Every entry must be echoed exactly.
>> START
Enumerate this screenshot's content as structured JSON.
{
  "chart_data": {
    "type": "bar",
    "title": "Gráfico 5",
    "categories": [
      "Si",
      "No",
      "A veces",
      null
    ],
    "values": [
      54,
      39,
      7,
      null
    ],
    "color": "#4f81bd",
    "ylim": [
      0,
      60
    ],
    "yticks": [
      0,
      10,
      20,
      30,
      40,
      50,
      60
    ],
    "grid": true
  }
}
>> END
[Answer to the exercise]
Enumerate this screenshot's content as structured JSON.
{
  "chart_data": {
    "type": "bar",
    "title": "Gráfico 5",
    "categories": [
      "Si",
      "No",
      "A veces",
      null
    ],
    "values": [
      54,
      39,
      7,
      null
    ],
    "color": "#4f81bd",
    "ylim": [
      0,
      60
    ],
    "yticks": [
      0,
      10,
      20,
      30,
      40,
      50,
      60
    ],
    "grid": true
  }
}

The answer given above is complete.